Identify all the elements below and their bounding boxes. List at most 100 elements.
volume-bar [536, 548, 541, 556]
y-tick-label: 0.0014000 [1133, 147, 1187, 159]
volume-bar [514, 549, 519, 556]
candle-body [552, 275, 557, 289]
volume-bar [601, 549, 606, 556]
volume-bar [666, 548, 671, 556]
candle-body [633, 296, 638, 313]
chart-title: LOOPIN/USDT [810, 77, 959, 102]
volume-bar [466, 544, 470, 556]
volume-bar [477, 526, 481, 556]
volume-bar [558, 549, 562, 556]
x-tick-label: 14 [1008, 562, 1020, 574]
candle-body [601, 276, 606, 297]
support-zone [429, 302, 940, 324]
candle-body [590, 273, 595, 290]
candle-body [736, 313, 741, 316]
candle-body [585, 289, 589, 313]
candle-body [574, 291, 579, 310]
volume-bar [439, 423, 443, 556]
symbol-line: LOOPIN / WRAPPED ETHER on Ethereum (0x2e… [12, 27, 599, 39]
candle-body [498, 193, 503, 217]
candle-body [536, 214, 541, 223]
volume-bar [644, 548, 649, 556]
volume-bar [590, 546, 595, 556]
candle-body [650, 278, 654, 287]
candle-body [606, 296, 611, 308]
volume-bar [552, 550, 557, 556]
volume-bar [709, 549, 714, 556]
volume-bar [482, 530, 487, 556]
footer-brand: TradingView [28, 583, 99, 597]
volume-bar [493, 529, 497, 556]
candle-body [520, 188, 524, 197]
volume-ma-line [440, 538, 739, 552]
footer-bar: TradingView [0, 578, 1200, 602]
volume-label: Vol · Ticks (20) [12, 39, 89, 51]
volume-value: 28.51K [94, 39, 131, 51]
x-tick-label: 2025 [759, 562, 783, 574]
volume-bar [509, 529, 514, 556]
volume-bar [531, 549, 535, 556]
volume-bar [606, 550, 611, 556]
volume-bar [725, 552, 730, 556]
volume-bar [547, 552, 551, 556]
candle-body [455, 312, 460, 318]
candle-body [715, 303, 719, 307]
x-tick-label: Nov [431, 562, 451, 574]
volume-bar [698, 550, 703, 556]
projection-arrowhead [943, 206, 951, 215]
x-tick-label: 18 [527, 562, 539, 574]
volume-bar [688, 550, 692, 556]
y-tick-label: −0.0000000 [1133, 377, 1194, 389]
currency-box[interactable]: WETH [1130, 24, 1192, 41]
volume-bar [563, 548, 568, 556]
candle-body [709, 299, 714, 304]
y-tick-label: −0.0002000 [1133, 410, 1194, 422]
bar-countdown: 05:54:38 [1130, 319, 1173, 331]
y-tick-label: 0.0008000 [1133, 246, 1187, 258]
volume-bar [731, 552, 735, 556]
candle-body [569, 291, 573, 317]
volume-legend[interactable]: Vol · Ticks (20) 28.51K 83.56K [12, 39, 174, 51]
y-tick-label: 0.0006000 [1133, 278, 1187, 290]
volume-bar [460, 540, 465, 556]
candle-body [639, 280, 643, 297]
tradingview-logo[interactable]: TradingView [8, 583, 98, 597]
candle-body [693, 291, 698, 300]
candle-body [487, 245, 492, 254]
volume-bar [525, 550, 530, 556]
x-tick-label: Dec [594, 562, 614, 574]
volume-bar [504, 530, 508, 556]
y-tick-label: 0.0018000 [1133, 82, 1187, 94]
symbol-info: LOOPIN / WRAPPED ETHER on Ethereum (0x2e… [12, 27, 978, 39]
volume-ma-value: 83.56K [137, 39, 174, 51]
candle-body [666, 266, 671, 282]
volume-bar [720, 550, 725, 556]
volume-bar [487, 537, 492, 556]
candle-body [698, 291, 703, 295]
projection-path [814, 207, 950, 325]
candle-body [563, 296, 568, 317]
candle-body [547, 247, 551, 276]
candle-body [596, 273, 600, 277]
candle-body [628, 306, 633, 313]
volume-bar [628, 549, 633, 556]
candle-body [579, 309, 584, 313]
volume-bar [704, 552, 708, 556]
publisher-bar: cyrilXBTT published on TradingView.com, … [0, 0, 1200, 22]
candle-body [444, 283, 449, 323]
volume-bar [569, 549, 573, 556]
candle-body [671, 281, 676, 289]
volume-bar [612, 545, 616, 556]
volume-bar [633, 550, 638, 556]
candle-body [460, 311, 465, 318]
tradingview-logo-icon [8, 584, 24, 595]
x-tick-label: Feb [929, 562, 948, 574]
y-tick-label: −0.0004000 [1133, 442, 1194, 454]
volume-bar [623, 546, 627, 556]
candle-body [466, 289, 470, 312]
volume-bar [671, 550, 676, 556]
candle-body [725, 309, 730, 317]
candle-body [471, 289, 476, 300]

Task description: Please convert the rows above into a Markdown table with two columns, Number and Entry, giving each line its number and leaving out blank lines.

Response:
| Number | Entry |
|---|---|
| 1 | Identify all the elements below and their bounding boxes. List at most 100 elements. |
| 2 | volume-bar [536, 548, 541, 556] |
| 3 | y-tick-label: 0.0014000 [1133, 147, 1187, 159] |
| 4 | volume-bar [514, 549, 519, 556] |
| 5 | candle-body [552, 275, 557, 289] |
| 6 | volume-bar [601, 549, 606, 556] |
| 7 | volume-bar [666, 548, 671, 556] |
| 8 | candle-body [633, 296, 638, 313] |
| 9 | chart-title: LOOPIN/USDT [810, 77, 959, 102] |
| 10 | volume-bar [466, 544, 470, 556] |
| 11 | volume-bar [477, 526, 481, 556] |
| 12 | volume-bar [558, 549, 562, 556] |
| 13 | x-tick-label: 14 [1008, 562, 1020, 574] |
| 14 | candle-body [601, 276, 606, 297] |
| 15 | support-zone [429, 302, 940, 324] |
| 16 | candle-body [590, 273, 595, 290] |
| 17 | candle-body [736, 313, 741, 316] |
| 18 | candle-body [585, 289, 589, 313] |
| 19 | candle-body [574, 291, 579, 310] |
| 20 | volume-bar [439, 423, 443, 556] |
| 21 | symbol-line: LOOPIN / WRAPPED ETHER on Ethereum (0x2e… [12, 27, 599, 39] |
| 22 | candle-body [498, 193, 503, 217] |
| 23 | candle-body [536, 214, 541, 223] |
| 24 | volume-bar [644, 548, 649, 556] |
| 25 | volume-bar [590, 546, 595, 556] |
| 26 | candle-body [650, 278, 654, 287] |
| 27 | candle-body [606, 296, 611, 308] |
| 28 | volume-bar [552, 550, 557, 556] |
| 29 | volume-bar [709, 549, 714, 556] |
| 30 | volume-bar [482, 530, 487, 556] |
| 31 | footer-brand: TradingView [28, 583, 99, 597] |
| 32 | volume-bar [493, 529, 497, 556] |
| 33 | candle-body [520, 188, 524, 197] |
| 34 | volume-ma-line [440, 538, 739, 552] |
| 35 | footer-bar: TradingView [0, 578, 1200, 602] |
| 36 | volume-label: Vol · Ticks (20) [12, 39, 89, 51] |
| 37 | volume-value: 28.51K [94, 39, 131, 51] |
| 38 | x-tick-label: 2025 [759, 562, 783, 574] |
| 39 | volume-bar [509, 529, 514, 556] |
| 40 | volume-bar [531, 549, 535, 556] |
| 41 | volume-bar [606, 550, 611, 556] |
| 42 | volume-bar [725, 552, 730, 556] |
| 43 | volume-bar [547, 552, 551, 556] |
| 44 | candle-body [455, 312, 460, 318] |
| 45 | candle-body [715, 303, 719, 307] |
| 46 | x-tick-label: Nov [431, 562, 451, 574] |
| 47 | volume-bar [698, 550, 703, 556] |
| 48 | projection-arrowhead [943, 206, 951, 215] |
| 49 | x-tick-label: 18 [527, 562, 539, 574] |
| 50 | volume-bar [688, 550, 692, 556] |
| 51 | y-tick-label: −0.0000000 [1133, 377, 1194, 389] |
| 52 | currency-box[interactable]: WETH [1130, 24, 1192, 41] |
| 53 | volume-bar [563, 548, 568, 556] |
| 54 | candle-body [709, 299, 714, 304] |
| 55 | y-tick-label: −0.0002000 [1133, 410, 1194, 422] |
| 56 | bar-countdown: 05:54:38 [1130, 319, 1173, 331] |
| 57 | y-tick-label: 0.0008000 [1133, 246, 1187, 258] |
| 58 | volume-bar [731, 552, 735, 556] |
| 59 | candle-body [569, 291, 573, 317] |
| 60 | volume-legend[interactable]: Vol · Ticks (20) 28.51K 83.56K [12, 39, 174, 51] |
| 61 | y-tick-label: 0.0006000 [1133, 278, 1187, 290] |
| 62 | volume-bar [460, 540, 465, 556] |
| 63 | candle-body [639, 280, 643, 297] |
| 64 | tradingview-logo[interactable]: TradingView [8, 583, 98, 597] |
| 65 | candle-body [693, 291, 698, 300] |
| 66 | candle-body [487, 245, 492, 254] |
| 67 | volume-bar [525, 550, 530, 556] |
| 68 | x-tick-label: Dec [594, 562, 614, 574] |
| 69 | volume-bar [504, 530, 508, 556] |
| 70 | y-tick-label: 0.0018000 [1133, 82, 1187, 94] |
| 71 | symbol-info: LOOPIN / WRAPPED ETHER on Ethereum (0x2e… [12, 27, 978, 39] |
| 72 | volume-ma-value: 83.56K [137, 39, 174, 51] |
| 73 | candle-body [666, 266, 671, 282] |
| 74 | volume-bar [720, 550, 725, 556] |
| 75 | volume-bar [487, 537, 492, 556] |
| 76 | candle-body [698, 291, 703, 295] |
| 77 | projection-path [814, 207, 950, 325] |
| 78 | candle-body [563, 296, 568, 317] |
| 79 | candle-body [547, 247, 551, 276] |
| 80 | candle-body [596, 273, 600, 277] |
| 81 | candle-body [628, 306, 633, 313] |
| 82 | volume-bar [628, 549, 633, 556] |
| 83 | candle-body [579, 309, 584, 313] |
| 84 | volume-bar [704, 552, 708, 556] |
| 85 | publisher-bar: cyrilXBTT published on TradingView.com, … [0, 0, 1200, 22] |
| 86 | candle-body [444, 283, 449, 323] |
| 87 | volume-bar [569, 549, 573, 556] |
| 88 | candle-body [671, 281, 676, 289] |
| 89 | volume-bar [612, 545, 616, 556] |
| 90 | volume-bar [633, 550, 638, 556] |
| 91 | candle-body [460, 311, 465, 318] |
| 92 | tradingview-logo-icon [8, 584, 24, 595] |
| 93 | x-tick-label: Feb [929, 562, 948, 574] |
| 94 | y-tick-label: −0.0004000 [1133, 442, 1194, 454] |
| 95 | volume-bar [623, 546, 627, 556] |
| 96 | candle-body [466, 289, 470, 312] |
| 97 | volume-bar [671, 550, 676, 556] |
| 98 | candle-body [725, 309, 730, 317] |
| 99 | candle-body [471, 289, 476, 300] |